- _TASK DIRECTIONS_:
In full and without deviation, write out the entries that follow.

- _RECORDS TO PROCESS_:
###
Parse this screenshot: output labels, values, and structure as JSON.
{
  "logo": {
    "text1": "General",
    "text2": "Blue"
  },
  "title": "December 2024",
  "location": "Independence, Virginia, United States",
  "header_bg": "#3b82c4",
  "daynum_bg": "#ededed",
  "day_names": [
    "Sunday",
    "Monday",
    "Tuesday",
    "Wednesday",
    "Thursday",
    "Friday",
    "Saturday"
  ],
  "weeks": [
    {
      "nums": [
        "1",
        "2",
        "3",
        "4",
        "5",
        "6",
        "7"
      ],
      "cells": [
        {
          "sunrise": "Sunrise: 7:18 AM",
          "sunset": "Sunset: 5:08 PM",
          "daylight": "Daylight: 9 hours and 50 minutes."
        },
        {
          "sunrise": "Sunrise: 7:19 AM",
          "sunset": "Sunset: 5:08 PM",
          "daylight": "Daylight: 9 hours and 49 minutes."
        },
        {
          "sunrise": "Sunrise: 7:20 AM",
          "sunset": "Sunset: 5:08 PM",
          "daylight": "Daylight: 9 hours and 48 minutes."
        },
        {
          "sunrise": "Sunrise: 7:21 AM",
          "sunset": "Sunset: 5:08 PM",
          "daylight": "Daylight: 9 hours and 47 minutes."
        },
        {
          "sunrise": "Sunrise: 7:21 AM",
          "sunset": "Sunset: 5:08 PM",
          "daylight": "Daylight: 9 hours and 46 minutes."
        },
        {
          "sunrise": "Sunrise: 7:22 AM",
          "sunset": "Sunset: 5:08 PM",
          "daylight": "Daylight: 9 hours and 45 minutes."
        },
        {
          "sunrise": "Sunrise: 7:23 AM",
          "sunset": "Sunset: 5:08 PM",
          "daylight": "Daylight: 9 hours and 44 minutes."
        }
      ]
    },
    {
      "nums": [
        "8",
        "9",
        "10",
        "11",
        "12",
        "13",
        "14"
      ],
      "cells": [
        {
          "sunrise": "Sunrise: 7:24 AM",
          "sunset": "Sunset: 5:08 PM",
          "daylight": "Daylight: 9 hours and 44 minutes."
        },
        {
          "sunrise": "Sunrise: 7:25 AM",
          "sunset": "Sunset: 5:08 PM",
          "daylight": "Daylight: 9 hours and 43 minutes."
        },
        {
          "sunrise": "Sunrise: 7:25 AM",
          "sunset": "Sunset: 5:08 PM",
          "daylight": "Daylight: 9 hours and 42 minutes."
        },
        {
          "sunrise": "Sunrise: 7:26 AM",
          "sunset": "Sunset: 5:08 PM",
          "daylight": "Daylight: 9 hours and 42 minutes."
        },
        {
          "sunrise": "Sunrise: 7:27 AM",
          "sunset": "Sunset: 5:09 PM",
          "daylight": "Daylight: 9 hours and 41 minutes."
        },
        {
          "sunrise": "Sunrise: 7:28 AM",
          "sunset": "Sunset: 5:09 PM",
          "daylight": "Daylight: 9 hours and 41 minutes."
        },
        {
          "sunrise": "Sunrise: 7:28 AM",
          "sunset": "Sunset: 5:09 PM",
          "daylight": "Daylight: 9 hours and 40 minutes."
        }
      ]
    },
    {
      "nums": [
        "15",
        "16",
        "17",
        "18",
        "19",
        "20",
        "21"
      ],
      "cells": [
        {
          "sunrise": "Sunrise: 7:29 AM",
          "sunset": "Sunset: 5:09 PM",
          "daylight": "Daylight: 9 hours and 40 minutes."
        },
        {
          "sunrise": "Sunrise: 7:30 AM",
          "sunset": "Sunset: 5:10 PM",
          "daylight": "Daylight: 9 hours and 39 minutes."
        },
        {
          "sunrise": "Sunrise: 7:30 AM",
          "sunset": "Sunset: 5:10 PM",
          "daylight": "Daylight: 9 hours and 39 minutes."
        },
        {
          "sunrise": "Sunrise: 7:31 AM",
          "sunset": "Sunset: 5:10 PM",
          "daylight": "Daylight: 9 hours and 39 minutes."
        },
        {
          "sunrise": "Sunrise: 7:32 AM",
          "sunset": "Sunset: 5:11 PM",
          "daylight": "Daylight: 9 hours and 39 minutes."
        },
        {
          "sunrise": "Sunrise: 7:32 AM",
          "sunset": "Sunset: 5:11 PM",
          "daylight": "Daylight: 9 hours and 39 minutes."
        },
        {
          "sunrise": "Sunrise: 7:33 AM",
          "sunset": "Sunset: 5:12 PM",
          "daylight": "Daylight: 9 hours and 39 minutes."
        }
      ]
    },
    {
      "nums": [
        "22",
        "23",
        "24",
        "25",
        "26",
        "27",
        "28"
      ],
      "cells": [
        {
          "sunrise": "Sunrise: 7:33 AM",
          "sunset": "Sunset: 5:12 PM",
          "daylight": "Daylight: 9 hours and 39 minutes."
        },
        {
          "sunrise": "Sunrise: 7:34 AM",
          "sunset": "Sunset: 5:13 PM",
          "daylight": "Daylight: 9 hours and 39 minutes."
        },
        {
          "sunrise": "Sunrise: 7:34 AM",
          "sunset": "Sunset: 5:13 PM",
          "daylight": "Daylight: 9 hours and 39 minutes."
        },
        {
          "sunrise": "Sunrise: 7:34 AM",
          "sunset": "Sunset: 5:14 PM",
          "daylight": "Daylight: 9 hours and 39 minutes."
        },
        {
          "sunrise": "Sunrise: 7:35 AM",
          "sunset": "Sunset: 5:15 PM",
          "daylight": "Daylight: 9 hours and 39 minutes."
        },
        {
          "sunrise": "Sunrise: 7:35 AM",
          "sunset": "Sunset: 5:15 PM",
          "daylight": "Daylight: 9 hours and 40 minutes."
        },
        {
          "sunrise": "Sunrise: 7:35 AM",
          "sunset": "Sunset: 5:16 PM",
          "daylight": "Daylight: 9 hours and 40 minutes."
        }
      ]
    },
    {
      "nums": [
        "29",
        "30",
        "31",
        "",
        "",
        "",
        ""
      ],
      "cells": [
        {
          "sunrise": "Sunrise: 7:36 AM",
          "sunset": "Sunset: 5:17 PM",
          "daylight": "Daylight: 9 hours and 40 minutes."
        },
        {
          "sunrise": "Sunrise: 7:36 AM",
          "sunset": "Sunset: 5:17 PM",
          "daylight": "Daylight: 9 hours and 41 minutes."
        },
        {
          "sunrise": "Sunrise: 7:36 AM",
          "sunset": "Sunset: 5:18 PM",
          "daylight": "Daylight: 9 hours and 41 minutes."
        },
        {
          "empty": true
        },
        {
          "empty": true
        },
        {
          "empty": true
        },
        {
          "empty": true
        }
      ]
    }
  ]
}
###
- _COMPLETE RESPONSE_:
Parse this screenshot: output labels, values, and structure as JSON.
{
  "logo": {
    "text1": "General",
    "text2": "Blue"
  },
  "title": "December 2024",
  "location": "Independence, Virginia, United States",
  "header_bg": "#3b82c4",
  "daynum_bg": "#ededed",
  "day_names": [
    "Sunday",
    "Monday",
    "Tuesday",
    "Wednesday",
    "Thursday",
    "Friday",
    "Saturday"
  ],
  "weeks": [
    {
      "nums": [
        "1",
        "2",
        "3",
        "4",
        "5",
        "6",
        "7"
      ],
      "cells": [
        {
          "sunrise": "Sunrise: 7:18 AM",
          "sunset": "Sunset: 5:08 PM",
          "daylight": "Daylight: 9 hours and 50 minutes."
        },
        {
          "sunrise": "Sunrise: 7:19 AM",
          "sunset": "Sunset: 5:08 PM",
          "daylight": "Daylight: 9 hours and 49 minutes."
        },
        {
          "sunrise": "Sunrise: 7:20 AM",
          "sunset": "Sunset: 5:08 PM",
          "daylight": "Daylight: 9 hours and 48 minutes."
        },
        {
          "sunrise": "Sunrise: 7:21 AM",
          "sunset": "Sunset: 5:08 PM",
          "daylight": "Daylight: 9 hours and 47 minutes."
        },
        {
          "sunrise": "Sunrise: 7:21 AM",
          "sunset": "Sunset: 5:08 PM",
          "daylight": "Daylight: 9 hours and 46 minutes."
        },
        {
          "sunrise": "Sunrise: 7:22 AM",
          "sunset": "Sunset: 5:08 PM",
          "daylight": "Daylight: 9 hours and 45 minutes."
        },
        {
          "sunrise": "Sunrise: 7:23 AM",
          "sunset": "Sunset: 5:08 PM",
          "daylight": "Daylight: 9 hours and 44 minutes."
        }
      ]
    },
    {
      "nums": [
        "8",
        "9",
        "10",
        "11",
        "12",
        "13",
        "14"
      ],
      "cells": [
        {
          "sunrise": "Sunrise: 7:24 AM",
          "sunset": "Sunset: 5:08 PM",
          "daylight": "Daylight: 9 hours and 44 minutes."
        },
        {
          "sunrise": "Sunrise: 7:25 AM",
          "sunset": "Sunset: 5:08 PM",
          "daylight": "Daylight: 9 hours and 43 minutes."
        },
        {
          "sunrise": "Sunrise: 7:25 AM",
          "sunset": "Sunset: 5:08 PM",
          "daylight": "Daylight: 9 hours and 42 minutes."
        },
        {
          "sunrise": "Sunrise: 7:26 AM",
          "sunset": "Sunset: 5:08 PM",
          "daylight": "Daylight: 9 hours and 42 minutes."
        },
        {
          "sunrise": "Sunrise: 7:27 AM",
          "sunset": "Sunset: 5:09 PM",
          "daylight": "Daylight: 9 hours and 41 minutes."
        },
        {
          "sunrise": "Sunrise: 7:28 AM",
          "sunset": "Sunset: 5:09 PM",
          "daylight": "Daylight: 9 hours and 41 minutes."
        },
        {
          "sunrise": "Sunrise: 7:28 AM",
          "sunset": "Sunset: 5:09 PM",
          "daylight": "Daylight: 9 hours and 40 minutes."
        }
      ]
    },
    {
      "nums": [
        "15",
        "16",
        "17",
        "18",
        "19",
        "20",
        "21"
      ],
      "cells": [
        {
          "sunrise": "Sunrise: 7:29 AM",
          "sunset": "Sunset: 5:09 PM",
          "daylight": "Daylight: 9 hours and 40 minutes."
        },
        {
          "sunrise": "Sunrise: 7:30 AM",
          "sunset": "Sunset: 5:10 PM",
          "daylight": "Daylight: 9 hours and 39 minutes."
        },
        {
          "sunrise": "Sunrise: 7:30 AM",
          "sunset": "Sunset: 5:10 PM",
          "daylight": "Daylight: 9 hours and 39 minutes."
        },
        {
          "sunrise": "Sunrise: 7:31 AM",
          "sunset": "Sunset: 5:10 PM",
          "daylight": "Daylight: 9 hours and 39 minutes."
        },
        {
          "sunrise": "Sunrise: 7:32 AM",
          "sunset": "Sunset: 5:11 PM",
          "daylight": "Daylight: 9 hours and 39 minutes."
        },
        {
          "sunrise": "Sunrise: 7:32 AM",
          "sunset": "Sunset: 5:11 PM",
          "daylight": "Daylight: 9 hours and 39 minutes."
        },
        {
          "sunrise": "Sunrise: 7:33 AM",
          "sunset": "Sunset: 5:12 PM",
          "daylight": "Daylight: 9 hours and 39 minutes."
        }
      ]
    },
    {
      "nums": [
        "22",
        "23",
        "24",
        "25",
        "26",
        "27",
        "28"
      ],
      "cells": [
        {
          "sunrise": "Sunrise: 7:33 AM",
          "sunset": "Sunset: 5:12 PM",
          "daylight": "Daylight: 9 hours and 39 minutes."
        },
        {
          "sunrise": "Sunrise: 7:34 AM",
          "sunset": "Sunset: 5:13 PM",
          "daylight": "Daylight: 9 hours and 39 minutes."
        },
        {
          "sunrise": "Sunrise: 7:34 AM",
          "sunset": "Sunset: 5:13 PM",
          "daylight": "Daylight: 9 hours and 39 minutes."
        },
        {
          "sunrise": "Sunrise: 7:34 AM",
          "sunset": "Sunset: 5:14 PM",
          "daylight": "Daylight: 9 hours and 39 minutes."
        },
        {
          "sunrise": "Sunrise: 7:35 AM",
          "sunset": "Sunset: 5:15 PM",
          "daylight": "Daylight: 9 hours and 39 minutes."
        },
        {
          "sunrise": "Sunrise: 7:35 AM",
          "sunset": "Sunset: 5:15 PM",
          "daylight": "Daylight: 9 hours and 40 minutes."
        },
        {
          "sunrise": "Sunrise: 7:35 AM",
          "sunset": "Sunset: 5:16 PM",
          "daylight": "Daylight: 9 hours and 40 minutes."
        }
      ]
    },
    {
      "nums": [
        "29",
        "30",
        "31",
        "",
        "",
        "",
        ""
      ],
      "cells": [
        {
          "sunrise": "Sunrise: 7:36 AM",
          "sunset": "Sunset: 5:17 PM",
          "daylight": "Daylight: 9 hours and 40 minutes."
        },
        {
          "sunrise": "Sunrise: 7:36 AM",
          "sunset": "Sunset: 5:17 PM",
          "daylight": "Daylight: 9 hours and 41 minutes."
        },
        {
          "sunrise": "Sunrise: 7:36 AM",
          "sunset": "Sunset: 5:18 PM",
          "daylight": "Daylight: 9 hours and 41 minutes."
        },
        {
          "empty": true
        },
        {
          "empty": true
        },
        {
          "empty": true
        },
        {
          "empty": true
        }
      ]
    }
  ]
}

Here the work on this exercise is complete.